Directive: All lines featuring the string "this" are to be listed.

+ + + + + + +

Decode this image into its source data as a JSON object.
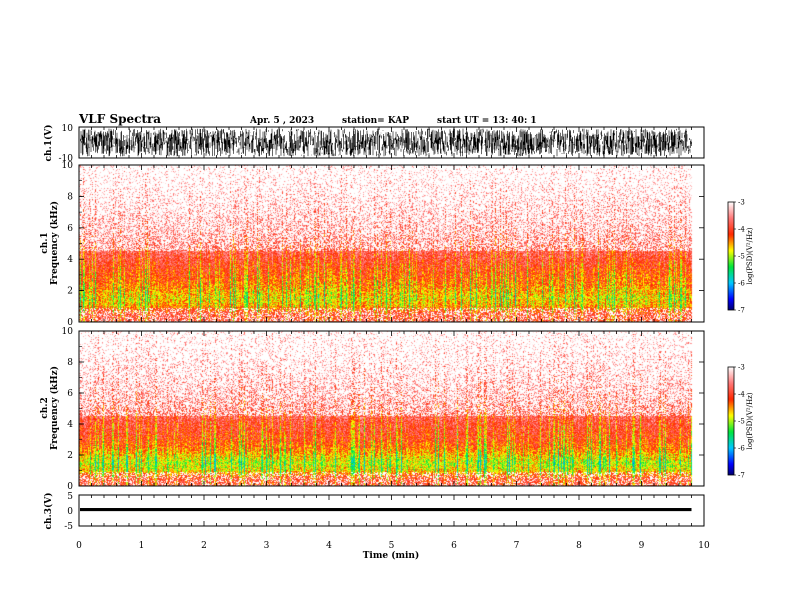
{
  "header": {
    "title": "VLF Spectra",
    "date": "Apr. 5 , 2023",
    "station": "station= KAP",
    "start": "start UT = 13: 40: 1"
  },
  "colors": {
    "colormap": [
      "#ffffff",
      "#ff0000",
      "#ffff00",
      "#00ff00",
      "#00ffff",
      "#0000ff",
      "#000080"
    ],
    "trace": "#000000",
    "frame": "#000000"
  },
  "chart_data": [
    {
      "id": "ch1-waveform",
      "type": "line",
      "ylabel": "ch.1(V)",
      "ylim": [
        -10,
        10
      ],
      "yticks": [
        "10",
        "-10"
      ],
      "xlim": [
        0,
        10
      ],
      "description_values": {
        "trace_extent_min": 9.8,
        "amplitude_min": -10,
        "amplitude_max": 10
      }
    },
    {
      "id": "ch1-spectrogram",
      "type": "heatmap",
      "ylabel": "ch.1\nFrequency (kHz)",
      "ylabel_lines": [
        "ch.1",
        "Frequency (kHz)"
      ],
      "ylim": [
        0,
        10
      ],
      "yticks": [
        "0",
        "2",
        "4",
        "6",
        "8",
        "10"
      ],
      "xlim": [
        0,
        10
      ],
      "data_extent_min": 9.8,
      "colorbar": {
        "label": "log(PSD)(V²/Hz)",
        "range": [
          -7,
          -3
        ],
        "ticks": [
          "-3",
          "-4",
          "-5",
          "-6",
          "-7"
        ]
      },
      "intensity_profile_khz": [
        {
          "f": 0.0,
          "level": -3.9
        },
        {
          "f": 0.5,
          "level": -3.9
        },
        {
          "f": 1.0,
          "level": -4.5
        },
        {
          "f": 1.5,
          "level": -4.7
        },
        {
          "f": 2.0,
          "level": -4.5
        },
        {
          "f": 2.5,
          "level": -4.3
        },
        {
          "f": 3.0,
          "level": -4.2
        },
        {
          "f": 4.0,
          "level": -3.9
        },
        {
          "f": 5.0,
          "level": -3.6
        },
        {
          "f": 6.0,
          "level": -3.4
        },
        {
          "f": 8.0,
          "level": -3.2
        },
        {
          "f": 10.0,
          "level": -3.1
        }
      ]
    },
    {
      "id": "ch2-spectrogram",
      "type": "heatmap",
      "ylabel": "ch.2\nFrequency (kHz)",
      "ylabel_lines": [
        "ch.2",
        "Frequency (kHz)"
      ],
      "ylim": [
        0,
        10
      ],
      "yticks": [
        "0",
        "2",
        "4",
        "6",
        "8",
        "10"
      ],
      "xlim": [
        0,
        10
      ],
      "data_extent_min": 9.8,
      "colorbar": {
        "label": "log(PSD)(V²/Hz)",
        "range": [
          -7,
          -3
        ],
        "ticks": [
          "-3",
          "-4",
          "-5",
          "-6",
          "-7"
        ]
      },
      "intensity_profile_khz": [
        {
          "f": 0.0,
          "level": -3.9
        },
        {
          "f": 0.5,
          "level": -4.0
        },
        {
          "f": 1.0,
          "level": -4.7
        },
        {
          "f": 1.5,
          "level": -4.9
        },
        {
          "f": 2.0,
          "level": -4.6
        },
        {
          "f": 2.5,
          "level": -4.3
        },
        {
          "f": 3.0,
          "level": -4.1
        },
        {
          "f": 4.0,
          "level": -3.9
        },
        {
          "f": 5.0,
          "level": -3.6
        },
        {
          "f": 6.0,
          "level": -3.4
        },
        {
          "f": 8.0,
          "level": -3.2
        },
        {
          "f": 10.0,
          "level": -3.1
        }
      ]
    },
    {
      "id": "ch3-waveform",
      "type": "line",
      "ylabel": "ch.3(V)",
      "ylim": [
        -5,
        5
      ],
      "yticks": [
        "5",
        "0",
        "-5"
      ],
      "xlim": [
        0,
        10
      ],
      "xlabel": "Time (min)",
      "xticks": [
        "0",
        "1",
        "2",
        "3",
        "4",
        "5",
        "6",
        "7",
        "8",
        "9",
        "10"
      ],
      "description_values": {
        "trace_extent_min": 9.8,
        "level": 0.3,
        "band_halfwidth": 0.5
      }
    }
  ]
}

+ + + + + + +

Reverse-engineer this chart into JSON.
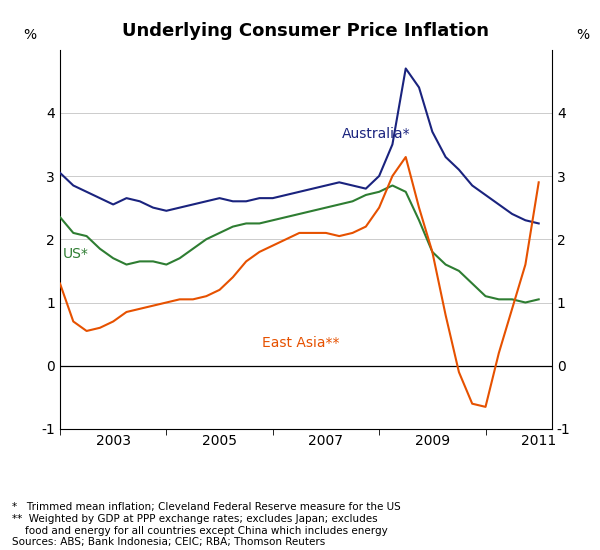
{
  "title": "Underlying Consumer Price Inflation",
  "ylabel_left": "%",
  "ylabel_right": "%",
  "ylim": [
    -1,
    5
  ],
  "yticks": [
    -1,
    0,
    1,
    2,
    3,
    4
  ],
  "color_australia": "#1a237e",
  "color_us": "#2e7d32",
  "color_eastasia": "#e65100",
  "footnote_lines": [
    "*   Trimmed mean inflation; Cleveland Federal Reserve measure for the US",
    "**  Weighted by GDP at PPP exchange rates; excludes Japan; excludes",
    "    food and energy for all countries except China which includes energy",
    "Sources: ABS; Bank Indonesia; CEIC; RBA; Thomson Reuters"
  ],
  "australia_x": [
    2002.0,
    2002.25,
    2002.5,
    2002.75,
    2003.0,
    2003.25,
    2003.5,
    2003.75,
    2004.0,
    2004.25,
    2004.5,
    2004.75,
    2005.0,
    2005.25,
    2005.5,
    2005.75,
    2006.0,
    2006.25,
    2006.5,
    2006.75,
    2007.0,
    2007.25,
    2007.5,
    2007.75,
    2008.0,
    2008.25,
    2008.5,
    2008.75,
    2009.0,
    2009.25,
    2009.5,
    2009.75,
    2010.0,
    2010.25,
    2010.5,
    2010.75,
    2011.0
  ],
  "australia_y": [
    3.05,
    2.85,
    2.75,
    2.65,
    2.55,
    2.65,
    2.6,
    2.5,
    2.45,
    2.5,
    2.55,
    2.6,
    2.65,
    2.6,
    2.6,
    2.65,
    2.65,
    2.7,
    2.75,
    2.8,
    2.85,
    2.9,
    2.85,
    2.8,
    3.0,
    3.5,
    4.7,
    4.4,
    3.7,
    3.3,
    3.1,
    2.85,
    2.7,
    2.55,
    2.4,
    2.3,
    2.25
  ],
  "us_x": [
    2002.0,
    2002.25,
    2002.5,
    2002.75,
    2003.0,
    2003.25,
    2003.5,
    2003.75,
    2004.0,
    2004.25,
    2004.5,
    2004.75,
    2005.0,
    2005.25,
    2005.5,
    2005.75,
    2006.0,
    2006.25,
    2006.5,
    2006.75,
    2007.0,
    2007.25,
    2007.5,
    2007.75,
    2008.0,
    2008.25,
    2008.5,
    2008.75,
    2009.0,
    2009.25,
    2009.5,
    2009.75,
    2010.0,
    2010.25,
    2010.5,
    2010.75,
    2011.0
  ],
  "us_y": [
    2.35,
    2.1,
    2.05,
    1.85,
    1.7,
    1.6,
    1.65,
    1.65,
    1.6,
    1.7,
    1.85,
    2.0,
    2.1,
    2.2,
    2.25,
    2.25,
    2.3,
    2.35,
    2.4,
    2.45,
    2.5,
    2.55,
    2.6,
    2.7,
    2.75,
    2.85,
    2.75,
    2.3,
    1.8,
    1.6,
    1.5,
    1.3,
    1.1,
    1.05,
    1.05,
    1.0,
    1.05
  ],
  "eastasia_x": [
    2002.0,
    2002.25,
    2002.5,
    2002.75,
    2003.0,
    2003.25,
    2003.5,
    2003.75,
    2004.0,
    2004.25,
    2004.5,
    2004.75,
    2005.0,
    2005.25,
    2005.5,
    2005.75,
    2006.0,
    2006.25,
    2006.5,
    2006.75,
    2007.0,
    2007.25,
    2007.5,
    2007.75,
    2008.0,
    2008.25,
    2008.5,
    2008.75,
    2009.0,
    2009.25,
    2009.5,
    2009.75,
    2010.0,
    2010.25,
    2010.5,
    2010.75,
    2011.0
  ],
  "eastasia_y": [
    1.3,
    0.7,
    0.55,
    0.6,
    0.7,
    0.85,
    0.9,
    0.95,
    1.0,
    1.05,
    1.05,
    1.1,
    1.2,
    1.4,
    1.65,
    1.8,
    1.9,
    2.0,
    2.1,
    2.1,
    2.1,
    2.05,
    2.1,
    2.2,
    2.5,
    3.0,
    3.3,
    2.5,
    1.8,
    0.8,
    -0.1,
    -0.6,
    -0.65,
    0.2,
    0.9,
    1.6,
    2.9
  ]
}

+ + + + + + +

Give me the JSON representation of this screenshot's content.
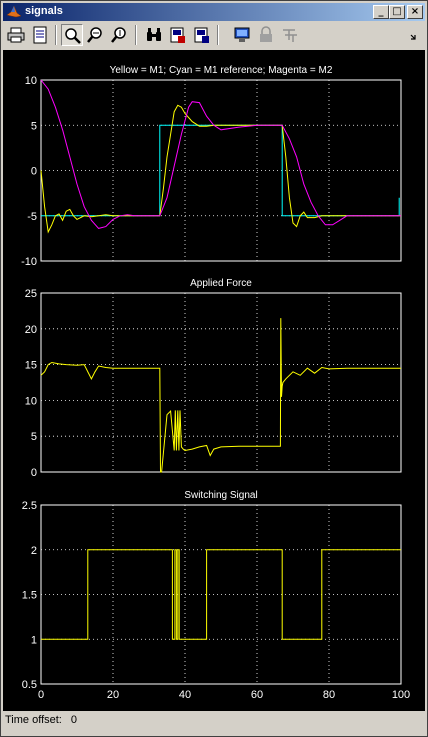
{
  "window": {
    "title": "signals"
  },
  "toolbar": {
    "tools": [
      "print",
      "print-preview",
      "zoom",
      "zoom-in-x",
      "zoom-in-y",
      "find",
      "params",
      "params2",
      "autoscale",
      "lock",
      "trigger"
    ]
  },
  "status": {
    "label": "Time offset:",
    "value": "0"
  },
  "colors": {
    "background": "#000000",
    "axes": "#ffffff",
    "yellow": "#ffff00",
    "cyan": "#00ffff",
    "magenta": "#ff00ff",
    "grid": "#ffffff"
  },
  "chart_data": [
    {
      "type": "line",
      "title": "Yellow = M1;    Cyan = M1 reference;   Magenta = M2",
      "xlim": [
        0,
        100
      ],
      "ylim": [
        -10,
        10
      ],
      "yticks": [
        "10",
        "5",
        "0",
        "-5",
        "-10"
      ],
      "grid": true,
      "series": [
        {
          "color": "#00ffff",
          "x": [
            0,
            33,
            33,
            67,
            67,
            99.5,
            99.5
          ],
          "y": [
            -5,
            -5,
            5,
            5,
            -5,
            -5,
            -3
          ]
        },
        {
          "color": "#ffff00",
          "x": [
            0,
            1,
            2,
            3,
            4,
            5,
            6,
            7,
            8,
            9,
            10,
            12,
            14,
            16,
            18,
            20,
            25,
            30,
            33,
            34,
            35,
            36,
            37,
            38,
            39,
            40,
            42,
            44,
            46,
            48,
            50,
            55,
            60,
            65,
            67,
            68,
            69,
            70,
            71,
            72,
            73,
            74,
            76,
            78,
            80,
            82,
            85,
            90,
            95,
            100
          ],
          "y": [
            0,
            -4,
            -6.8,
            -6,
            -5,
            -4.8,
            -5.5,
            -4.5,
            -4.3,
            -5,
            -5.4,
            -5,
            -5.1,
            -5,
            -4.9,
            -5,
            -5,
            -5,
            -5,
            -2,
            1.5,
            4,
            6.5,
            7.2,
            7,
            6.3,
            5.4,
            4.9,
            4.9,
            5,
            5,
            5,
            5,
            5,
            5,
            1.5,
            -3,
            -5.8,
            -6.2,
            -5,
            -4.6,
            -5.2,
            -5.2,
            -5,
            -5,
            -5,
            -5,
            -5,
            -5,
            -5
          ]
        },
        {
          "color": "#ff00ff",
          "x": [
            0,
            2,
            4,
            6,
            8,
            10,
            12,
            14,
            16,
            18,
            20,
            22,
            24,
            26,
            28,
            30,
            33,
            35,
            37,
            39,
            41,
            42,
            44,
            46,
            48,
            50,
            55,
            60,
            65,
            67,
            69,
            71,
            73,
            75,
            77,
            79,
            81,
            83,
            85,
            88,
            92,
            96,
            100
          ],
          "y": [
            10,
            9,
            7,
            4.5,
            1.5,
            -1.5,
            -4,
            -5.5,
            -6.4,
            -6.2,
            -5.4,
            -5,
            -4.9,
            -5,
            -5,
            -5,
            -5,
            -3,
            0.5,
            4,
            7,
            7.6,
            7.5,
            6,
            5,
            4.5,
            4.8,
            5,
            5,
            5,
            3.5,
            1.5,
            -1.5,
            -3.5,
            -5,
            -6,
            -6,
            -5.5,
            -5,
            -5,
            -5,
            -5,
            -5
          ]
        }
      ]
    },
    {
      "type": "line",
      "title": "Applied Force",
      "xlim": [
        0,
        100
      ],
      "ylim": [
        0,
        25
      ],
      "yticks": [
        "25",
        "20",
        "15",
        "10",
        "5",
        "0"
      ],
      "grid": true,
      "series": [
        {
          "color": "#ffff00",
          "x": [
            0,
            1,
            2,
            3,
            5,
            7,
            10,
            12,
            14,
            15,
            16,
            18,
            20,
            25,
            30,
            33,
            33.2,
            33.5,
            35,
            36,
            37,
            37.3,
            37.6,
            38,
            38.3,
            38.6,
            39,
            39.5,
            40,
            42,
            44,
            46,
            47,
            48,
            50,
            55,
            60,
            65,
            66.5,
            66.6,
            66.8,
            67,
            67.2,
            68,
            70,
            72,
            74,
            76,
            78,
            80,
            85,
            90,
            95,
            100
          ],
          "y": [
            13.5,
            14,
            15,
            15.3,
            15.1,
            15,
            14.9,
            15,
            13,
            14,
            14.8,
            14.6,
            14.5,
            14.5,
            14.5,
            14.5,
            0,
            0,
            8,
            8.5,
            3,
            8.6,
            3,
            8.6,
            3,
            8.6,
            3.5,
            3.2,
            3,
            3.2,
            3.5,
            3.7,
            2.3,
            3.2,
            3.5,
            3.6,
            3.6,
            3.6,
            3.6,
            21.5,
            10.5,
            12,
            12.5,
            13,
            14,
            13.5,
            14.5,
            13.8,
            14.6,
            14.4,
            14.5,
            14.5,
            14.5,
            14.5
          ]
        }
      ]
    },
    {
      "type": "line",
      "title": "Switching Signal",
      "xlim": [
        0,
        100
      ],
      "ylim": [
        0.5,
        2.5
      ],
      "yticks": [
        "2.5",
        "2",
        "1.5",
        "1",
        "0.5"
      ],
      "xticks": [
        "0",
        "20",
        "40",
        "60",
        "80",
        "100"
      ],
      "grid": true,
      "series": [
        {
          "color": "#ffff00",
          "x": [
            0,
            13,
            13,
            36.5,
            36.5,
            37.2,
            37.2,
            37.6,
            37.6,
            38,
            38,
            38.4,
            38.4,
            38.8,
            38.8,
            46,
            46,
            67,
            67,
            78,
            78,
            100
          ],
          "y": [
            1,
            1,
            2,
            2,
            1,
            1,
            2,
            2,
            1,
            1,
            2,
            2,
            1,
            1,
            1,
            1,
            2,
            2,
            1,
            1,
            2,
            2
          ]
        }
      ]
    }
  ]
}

+ + + + + + +

Solved problem:
Decode this image into its source data as a JSON object.
Reverse-engineer this chart into JSON.
Give me the JSON representation of this screenshot's content.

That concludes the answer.